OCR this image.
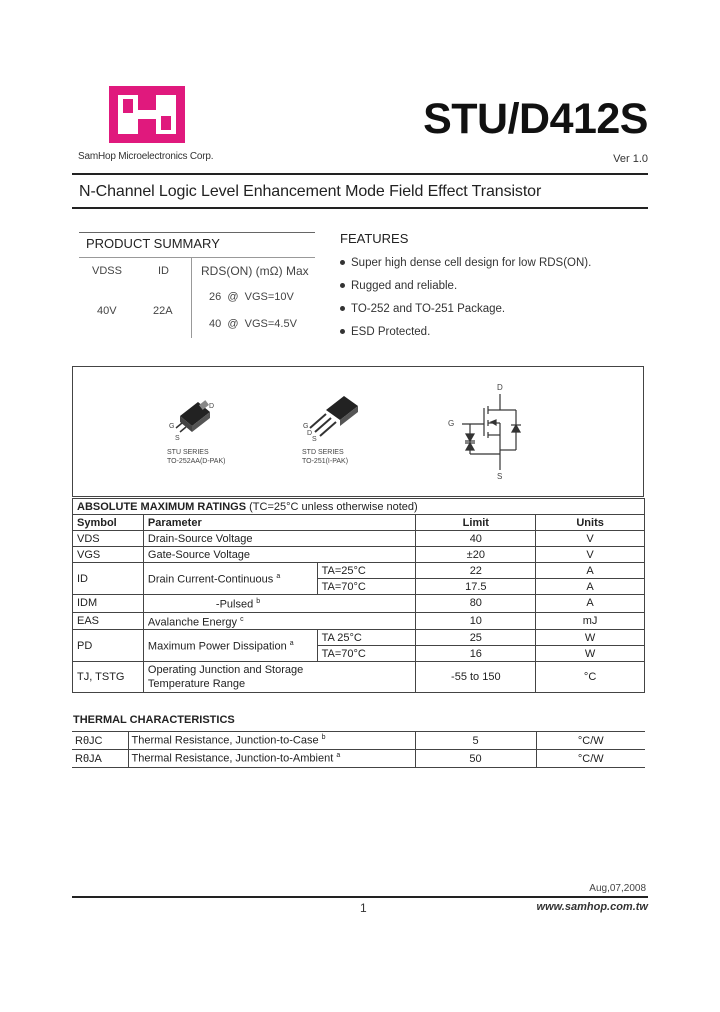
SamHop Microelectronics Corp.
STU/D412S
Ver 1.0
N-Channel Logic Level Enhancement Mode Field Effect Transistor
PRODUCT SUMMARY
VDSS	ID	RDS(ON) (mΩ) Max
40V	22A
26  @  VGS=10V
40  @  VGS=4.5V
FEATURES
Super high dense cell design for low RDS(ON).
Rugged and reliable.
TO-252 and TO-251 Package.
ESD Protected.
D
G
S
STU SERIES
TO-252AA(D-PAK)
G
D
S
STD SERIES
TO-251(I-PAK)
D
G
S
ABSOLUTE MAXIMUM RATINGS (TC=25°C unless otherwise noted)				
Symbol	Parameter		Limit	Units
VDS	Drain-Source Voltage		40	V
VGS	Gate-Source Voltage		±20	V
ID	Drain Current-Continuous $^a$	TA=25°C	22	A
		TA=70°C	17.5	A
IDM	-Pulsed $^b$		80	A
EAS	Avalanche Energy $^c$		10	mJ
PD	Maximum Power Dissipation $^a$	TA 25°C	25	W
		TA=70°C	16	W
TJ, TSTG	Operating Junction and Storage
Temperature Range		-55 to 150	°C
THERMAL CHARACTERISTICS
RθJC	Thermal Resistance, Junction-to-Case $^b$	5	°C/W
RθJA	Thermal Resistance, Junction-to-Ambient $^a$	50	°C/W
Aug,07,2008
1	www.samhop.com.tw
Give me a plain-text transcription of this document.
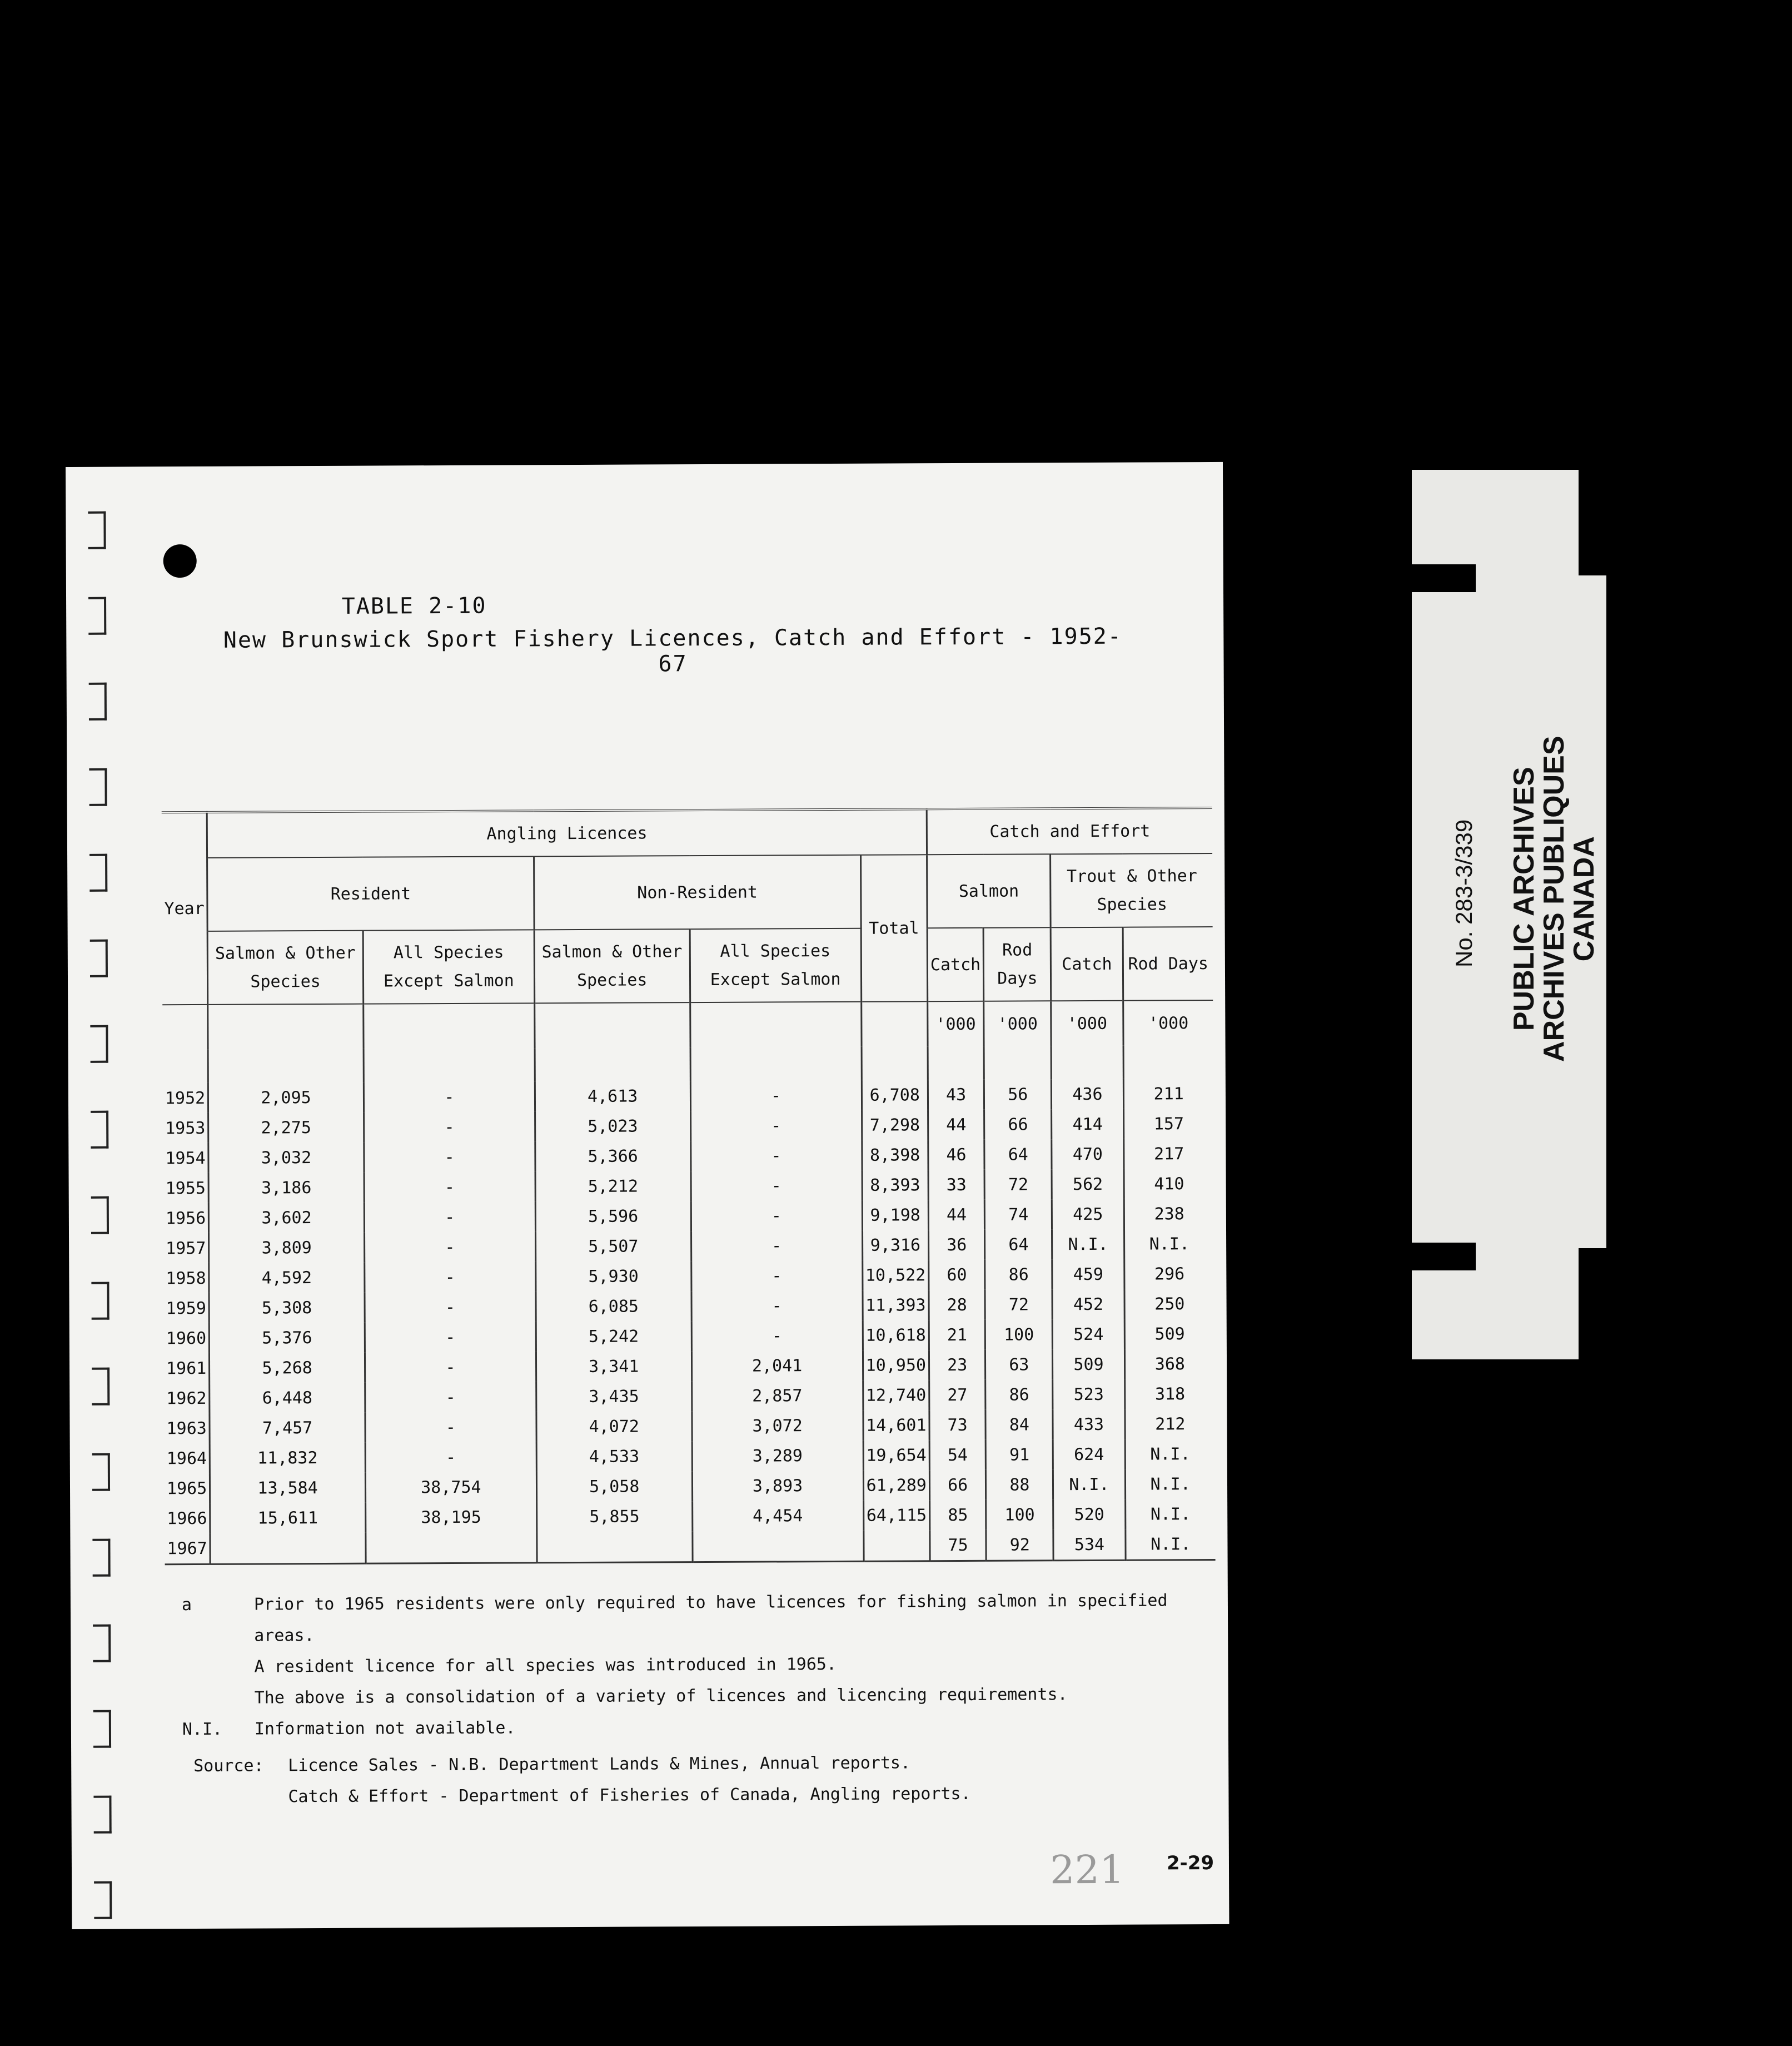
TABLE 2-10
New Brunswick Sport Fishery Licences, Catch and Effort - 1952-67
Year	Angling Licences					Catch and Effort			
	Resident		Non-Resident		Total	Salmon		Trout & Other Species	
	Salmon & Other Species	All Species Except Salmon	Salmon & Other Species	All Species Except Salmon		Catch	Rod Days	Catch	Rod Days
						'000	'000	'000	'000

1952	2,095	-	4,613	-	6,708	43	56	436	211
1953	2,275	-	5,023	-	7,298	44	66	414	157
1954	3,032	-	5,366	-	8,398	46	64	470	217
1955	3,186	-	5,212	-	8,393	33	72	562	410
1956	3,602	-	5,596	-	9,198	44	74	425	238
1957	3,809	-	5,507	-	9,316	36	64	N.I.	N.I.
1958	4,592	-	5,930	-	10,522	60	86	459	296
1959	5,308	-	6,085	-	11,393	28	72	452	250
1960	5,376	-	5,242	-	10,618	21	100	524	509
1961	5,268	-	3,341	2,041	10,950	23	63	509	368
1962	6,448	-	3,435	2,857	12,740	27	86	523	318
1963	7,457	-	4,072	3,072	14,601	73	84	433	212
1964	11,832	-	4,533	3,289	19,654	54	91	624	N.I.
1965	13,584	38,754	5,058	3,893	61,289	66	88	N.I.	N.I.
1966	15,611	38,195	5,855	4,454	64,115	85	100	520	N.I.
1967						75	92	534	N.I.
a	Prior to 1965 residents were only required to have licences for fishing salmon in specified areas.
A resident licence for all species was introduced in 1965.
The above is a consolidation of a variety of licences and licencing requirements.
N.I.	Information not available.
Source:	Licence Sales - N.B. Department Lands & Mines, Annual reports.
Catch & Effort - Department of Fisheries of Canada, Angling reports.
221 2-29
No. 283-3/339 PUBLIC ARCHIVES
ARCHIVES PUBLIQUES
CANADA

————————

# What to do
Exclude the pictures and transcribe all of the entries exactly.

# Solution for this task
OCR this image.
SamHop Microelectronics Corp.
STU/D412S
Ver 1.0
N-Channel Logic Level Enhancement Mode Field Effect Transistor
PRODUCT SUMMARY
VDSS	ID	RDS(ON) (mΩ) Max
40V	22A
26  @  VGS=10V
40  @  VGS=4.5V
FEATURES
Super high dense cell design for low RDS(ON).
Rugged and reliable.
TO-252 and TO-251 Package.
ESD Protected.
D
G
S
STU SERIES
TO-252AA(D-PAK)
G
D
S
STD SERIES
TO-251(I-PAK)
D
G
S
ABSOLUTE MAXIMUM RATINGS (TC=25°C unless otherwise noted)				
Symbol	Parameter		Limit	Units
VDS	Drain-Source Voltage		40	V
VGS	Gate-Source Voltage		±20	V
ID	Drain Current-Continuous $^a$	TA=25°C	22	A
		TA=70°C	17.5	A
IDM	-Pulsed $^b$		80	A
EAS	Avalanche Energy $^c$		10	mJ
PD	Maximum Power Dissipation $^a$	TA 25°C	25	W
		TA=70°C	16	W
TJ, TSTG	Operating Junction and Storage
Temperature Range		-55 to 150	°C
THERMAL CHARACTERISTICS
RθJC	Thermal Resistance, Junction-to-Case $^b$	5	°C/W
RθJA	Thermal Resistance, Junction-to-Ambient $^a$	50	°C/W
Aug,07,2008
1	www.samhop.com.tw
Give me a plain-text transcription of this document.
TABLE 2-10
New Brunswick Sport Fishery Licences, Catch and Effort - 1952-67
Year	Angling Licences					Catch and Effort			
	Resident		Non-Resident		Total	Salmon		Trout & Other Species	
	Salmon & Other Species	All Species Except Salmon	Salmon & Other Species	All Species Except Salmon		Catch	Rod Days	Catch	Rod Days
						'000	'000	'000	'000

1952	2,095	-	4,613	-	6,708	43	56	436	211
1953	2,275	-	5,023	-	7,298	44	66	414	157
1954	3,032	-	5,366	-	8,398	46	64	470	217
1955	3,186	-	5,212	-	8,393	33	72	562	410
1956	3,602	-	5,596	-	9,198	44	74	425	238
1957	3,809	-	5,507	-	9,316	36	64	N.I.	N.I.
1958	4,592	-	5,930	-	10,522	60	86	459	296
1959	5,308	-	6,085	-	11,393	28	72	452	250
1960	5,376	-	5,242	-	10,618	21	100	524	509
1961	5,268	-	3,341	2,041	10,950	23	63	509	368
1962	6,448	-	3,435	2,857	12,740	27	86	523	318
1963	7,457	-	4,072	3,072	14,601	73	84	433	212
1964	11,832	-	4,533	3,289	19,654	54	91	624	N.I.
1965	13,584	38,754	5,058	3,893	61,289	66	88	N.I.	N.I.
1966	15,611	38,195	5,855	4,454	64,115	85	100	520	N.I.
1967						75	92	534	N.I.
a	Prior to 1965 residents were only required to have licences for fishing salmon in specified areas.
A resident licence for all species was introduced in 1965.
The above is a consolidation of a variety of licences and licencing requirements.
N.I.	Information not available.
Source:	Licence Sales - N.B. Department Lands & Mines, Annual reports.
Catch & Effort - Department of Fisheries of Canada, Angling reports.
221 2-29
No. 283-3/339 PUBLIC ARCHIVES
ARCHIVES PUBLIQUES
CANADA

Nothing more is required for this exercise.